> [SHORT EXERCISE]
Copy out the data verbatim, from its first line through the line containing "y-tick-label: 0.10 (58, 103, 94, 122)", with both of those lines included.

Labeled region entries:
------------------------------

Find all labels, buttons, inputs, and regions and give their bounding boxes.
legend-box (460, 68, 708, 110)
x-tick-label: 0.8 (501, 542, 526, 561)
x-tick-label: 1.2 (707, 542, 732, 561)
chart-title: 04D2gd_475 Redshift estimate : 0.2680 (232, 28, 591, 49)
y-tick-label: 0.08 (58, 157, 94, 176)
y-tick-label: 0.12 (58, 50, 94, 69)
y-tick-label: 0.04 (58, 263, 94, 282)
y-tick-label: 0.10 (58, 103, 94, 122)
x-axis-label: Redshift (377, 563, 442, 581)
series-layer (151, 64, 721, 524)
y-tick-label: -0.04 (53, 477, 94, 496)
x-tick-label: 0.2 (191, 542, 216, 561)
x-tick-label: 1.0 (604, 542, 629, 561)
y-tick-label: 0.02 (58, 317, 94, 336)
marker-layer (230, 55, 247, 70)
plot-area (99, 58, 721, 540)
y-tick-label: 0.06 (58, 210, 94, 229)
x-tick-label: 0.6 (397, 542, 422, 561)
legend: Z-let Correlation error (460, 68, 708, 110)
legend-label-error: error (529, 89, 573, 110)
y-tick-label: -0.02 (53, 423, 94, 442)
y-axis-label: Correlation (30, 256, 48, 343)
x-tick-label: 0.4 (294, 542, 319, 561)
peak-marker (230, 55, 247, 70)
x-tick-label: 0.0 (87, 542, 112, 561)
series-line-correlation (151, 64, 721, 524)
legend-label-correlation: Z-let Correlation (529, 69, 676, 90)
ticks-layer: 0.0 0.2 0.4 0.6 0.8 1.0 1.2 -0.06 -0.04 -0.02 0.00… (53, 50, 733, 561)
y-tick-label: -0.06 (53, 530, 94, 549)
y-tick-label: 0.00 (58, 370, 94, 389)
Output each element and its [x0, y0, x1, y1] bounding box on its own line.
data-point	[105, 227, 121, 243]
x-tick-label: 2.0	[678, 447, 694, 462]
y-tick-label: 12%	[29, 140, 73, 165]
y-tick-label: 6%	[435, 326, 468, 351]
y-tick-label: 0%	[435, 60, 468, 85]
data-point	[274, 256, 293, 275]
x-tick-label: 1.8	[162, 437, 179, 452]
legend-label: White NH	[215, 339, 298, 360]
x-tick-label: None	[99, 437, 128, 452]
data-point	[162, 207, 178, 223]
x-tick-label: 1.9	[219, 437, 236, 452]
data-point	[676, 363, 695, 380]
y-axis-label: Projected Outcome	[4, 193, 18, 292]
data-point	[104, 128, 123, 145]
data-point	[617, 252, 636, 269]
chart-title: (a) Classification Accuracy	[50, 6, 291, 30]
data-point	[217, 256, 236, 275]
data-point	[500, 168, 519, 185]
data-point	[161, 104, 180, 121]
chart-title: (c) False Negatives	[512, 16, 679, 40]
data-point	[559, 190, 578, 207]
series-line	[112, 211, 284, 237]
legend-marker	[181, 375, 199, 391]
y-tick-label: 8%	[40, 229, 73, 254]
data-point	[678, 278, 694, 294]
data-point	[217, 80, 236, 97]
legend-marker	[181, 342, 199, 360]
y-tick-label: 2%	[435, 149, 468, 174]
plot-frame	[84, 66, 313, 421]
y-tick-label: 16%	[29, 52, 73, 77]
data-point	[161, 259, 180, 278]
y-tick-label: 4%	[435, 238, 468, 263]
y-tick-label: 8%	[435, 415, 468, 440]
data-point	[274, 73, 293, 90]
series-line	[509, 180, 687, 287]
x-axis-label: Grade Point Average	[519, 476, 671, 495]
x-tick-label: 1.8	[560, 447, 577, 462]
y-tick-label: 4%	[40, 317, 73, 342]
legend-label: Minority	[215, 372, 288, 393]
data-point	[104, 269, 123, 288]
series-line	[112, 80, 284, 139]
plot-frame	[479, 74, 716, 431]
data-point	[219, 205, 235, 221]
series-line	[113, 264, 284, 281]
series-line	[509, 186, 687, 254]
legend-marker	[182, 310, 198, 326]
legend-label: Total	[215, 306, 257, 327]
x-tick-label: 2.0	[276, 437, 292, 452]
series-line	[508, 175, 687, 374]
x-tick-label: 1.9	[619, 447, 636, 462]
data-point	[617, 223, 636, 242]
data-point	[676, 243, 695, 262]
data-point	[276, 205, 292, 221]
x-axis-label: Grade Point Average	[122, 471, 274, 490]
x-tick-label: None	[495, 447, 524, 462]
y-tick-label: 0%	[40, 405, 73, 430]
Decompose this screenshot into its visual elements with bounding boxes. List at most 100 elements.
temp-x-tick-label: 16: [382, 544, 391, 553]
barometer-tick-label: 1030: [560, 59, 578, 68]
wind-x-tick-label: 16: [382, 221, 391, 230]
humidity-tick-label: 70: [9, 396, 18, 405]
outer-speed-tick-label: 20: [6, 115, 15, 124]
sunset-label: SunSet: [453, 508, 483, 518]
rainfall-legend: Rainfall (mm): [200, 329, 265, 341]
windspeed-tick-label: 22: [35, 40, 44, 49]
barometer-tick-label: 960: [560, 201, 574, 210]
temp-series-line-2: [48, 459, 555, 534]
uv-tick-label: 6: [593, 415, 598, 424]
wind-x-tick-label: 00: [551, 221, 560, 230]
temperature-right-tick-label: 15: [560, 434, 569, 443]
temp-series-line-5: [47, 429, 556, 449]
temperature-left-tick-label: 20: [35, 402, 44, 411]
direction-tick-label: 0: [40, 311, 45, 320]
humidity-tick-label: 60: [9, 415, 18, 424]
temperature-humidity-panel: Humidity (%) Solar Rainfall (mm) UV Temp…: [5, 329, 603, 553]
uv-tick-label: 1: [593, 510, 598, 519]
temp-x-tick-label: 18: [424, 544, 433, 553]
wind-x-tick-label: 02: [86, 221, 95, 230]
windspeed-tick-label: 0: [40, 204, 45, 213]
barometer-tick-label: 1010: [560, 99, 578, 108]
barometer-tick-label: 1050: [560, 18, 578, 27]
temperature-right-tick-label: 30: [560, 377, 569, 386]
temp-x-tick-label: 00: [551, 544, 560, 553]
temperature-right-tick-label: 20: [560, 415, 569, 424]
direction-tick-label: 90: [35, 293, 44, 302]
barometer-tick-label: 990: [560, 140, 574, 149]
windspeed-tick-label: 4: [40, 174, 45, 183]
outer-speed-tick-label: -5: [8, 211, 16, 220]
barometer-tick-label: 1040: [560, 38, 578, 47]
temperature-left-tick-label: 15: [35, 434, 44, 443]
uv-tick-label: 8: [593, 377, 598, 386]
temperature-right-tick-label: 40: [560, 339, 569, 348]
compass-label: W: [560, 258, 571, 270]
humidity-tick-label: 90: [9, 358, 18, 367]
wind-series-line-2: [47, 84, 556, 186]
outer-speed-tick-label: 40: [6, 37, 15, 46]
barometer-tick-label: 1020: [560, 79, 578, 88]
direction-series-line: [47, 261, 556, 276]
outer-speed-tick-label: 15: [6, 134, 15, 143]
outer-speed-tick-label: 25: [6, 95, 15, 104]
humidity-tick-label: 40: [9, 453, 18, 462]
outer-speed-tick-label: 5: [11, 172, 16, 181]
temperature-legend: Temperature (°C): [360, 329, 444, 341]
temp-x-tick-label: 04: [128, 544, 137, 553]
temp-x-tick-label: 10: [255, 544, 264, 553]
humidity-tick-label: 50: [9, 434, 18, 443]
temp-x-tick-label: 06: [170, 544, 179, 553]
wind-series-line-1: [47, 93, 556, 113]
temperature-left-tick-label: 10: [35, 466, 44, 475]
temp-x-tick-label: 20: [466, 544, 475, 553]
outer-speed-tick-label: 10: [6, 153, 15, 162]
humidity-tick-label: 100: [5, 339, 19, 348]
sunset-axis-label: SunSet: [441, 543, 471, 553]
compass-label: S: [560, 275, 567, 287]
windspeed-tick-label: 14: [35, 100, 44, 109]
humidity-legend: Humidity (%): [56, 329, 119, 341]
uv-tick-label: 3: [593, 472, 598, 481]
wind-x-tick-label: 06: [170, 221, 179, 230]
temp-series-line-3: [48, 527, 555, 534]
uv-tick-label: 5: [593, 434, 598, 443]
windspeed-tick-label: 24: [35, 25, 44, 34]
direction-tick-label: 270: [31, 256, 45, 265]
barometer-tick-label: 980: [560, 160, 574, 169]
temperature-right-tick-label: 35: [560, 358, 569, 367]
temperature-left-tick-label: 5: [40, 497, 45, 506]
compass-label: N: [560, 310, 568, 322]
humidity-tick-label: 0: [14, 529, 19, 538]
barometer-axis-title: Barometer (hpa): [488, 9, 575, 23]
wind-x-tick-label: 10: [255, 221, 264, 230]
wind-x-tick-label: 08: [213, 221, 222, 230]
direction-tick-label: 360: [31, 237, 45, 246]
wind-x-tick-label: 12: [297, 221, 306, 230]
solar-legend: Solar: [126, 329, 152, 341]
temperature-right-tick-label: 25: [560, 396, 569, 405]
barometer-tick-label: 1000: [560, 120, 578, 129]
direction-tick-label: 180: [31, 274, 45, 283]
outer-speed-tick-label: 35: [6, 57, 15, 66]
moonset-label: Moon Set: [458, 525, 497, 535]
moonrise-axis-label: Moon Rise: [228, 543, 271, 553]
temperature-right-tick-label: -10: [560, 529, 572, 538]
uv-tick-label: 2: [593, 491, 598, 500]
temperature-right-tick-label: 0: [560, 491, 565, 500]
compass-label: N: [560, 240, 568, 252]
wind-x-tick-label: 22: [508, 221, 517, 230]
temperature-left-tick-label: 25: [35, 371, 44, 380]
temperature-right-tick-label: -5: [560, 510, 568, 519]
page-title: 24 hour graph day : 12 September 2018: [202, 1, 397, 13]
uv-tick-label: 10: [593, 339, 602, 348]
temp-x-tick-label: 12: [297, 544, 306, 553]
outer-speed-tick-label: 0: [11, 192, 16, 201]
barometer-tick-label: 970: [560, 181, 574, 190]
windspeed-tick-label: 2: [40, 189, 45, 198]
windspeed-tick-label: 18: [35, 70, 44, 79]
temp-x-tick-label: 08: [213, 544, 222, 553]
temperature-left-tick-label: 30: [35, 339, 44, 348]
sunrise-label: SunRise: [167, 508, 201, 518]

------------------------------

> [TASK OUTPUT]
Find all labels, buttons, inputs, and regions and give their bounding boxes.
legend-box (460, 68, 708, 110)
x-tick-label: 0.8 (501, 542, 526, 561)
x-tick-label: 1.2 (707, 542, 732, 561)
chart-title: 04D2gd_475 Redshift estimate : 0.2680 (232, 28, 591, 49)
y-tick-label: 0.08 (58, 157, 94, 176)
y-tick-label: 0.12 (58, 50, 94, 69)
y-tick-label: 0.04 (58, 263, 94, 282)
y-tick-label: 0.10 (58, 103, 94, 122)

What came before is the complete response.